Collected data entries
------------------------------------
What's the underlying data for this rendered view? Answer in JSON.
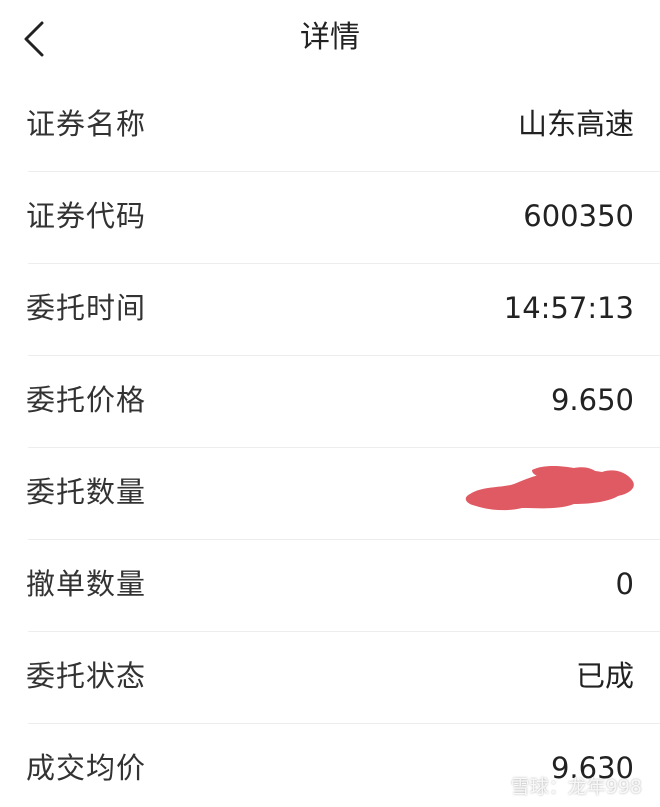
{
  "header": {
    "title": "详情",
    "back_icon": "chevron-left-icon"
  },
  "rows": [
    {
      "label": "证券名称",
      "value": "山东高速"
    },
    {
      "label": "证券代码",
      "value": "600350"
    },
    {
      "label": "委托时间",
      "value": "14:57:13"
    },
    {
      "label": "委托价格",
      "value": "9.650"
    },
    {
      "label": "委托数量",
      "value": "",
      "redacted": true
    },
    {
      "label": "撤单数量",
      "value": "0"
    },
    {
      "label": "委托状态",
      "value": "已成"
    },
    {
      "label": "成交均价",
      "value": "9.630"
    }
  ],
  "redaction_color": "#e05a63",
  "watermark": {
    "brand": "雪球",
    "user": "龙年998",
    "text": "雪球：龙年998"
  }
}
------------------------------------
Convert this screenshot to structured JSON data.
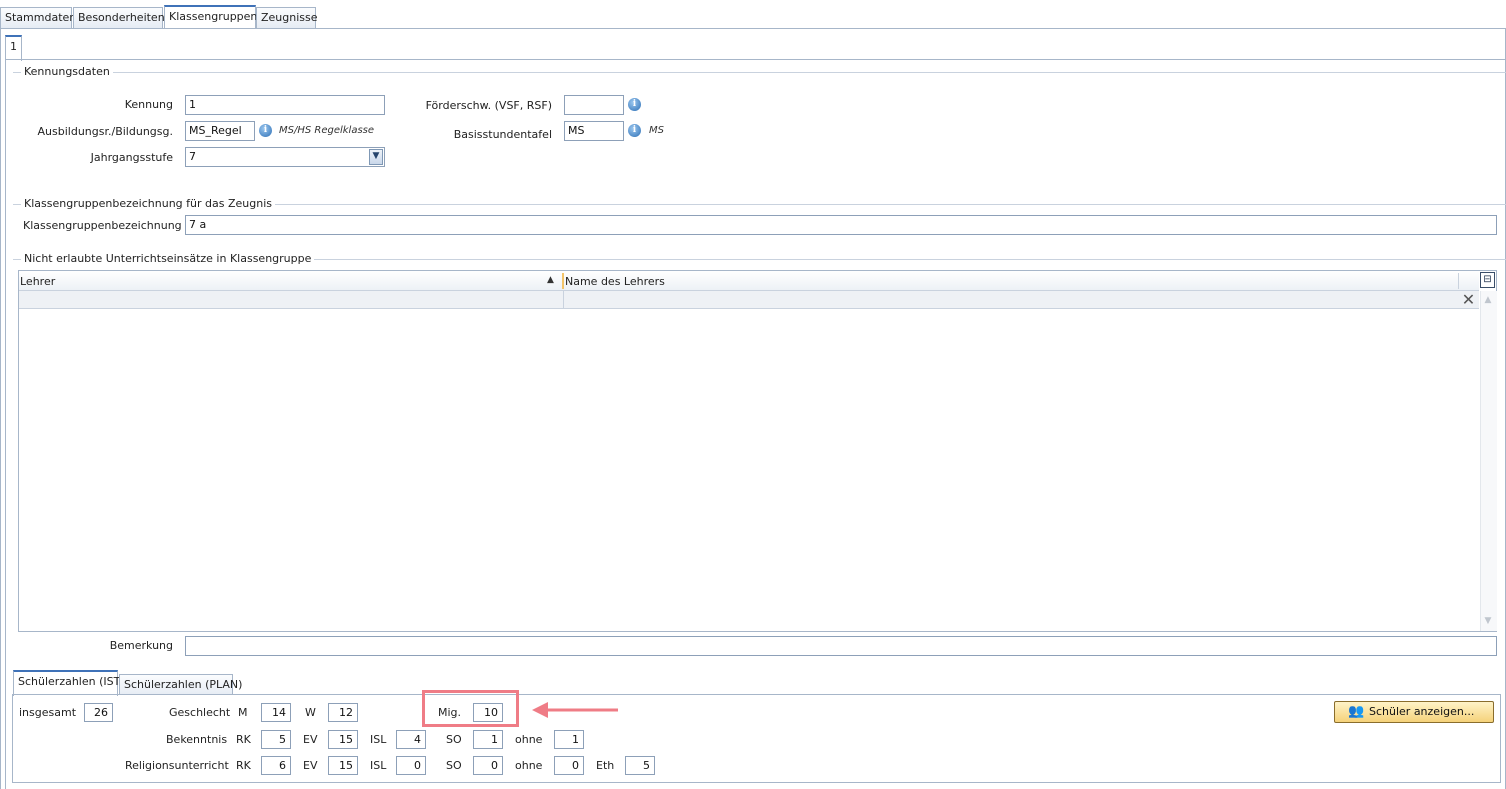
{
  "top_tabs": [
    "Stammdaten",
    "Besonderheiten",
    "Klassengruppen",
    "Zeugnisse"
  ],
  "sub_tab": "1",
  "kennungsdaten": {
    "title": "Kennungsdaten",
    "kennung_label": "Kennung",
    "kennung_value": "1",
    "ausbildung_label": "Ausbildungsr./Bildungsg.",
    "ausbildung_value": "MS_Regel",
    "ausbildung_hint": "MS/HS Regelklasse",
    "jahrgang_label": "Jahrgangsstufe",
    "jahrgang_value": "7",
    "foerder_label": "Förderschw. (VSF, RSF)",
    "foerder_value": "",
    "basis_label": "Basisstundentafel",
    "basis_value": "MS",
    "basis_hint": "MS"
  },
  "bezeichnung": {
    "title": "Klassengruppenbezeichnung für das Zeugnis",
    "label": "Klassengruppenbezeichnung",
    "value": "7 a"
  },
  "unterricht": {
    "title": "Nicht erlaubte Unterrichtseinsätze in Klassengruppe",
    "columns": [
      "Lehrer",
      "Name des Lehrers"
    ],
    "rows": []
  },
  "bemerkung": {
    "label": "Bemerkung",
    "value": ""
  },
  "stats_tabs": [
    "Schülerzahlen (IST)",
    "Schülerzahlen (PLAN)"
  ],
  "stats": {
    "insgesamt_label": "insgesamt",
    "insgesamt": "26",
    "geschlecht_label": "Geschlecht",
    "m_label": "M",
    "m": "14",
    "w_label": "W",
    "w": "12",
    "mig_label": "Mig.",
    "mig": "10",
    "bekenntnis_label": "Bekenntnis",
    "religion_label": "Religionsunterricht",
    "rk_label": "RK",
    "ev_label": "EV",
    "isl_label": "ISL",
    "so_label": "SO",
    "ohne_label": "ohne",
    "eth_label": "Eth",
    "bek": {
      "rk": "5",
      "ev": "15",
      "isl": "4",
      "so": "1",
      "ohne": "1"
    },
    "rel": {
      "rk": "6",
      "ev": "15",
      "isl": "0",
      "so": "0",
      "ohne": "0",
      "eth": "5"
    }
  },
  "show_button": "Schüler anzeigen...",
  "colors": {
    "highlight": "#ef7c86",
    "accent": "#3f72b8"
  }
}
------------------------------------
State the count of lines above containing the string "title", and add nothing to it.

4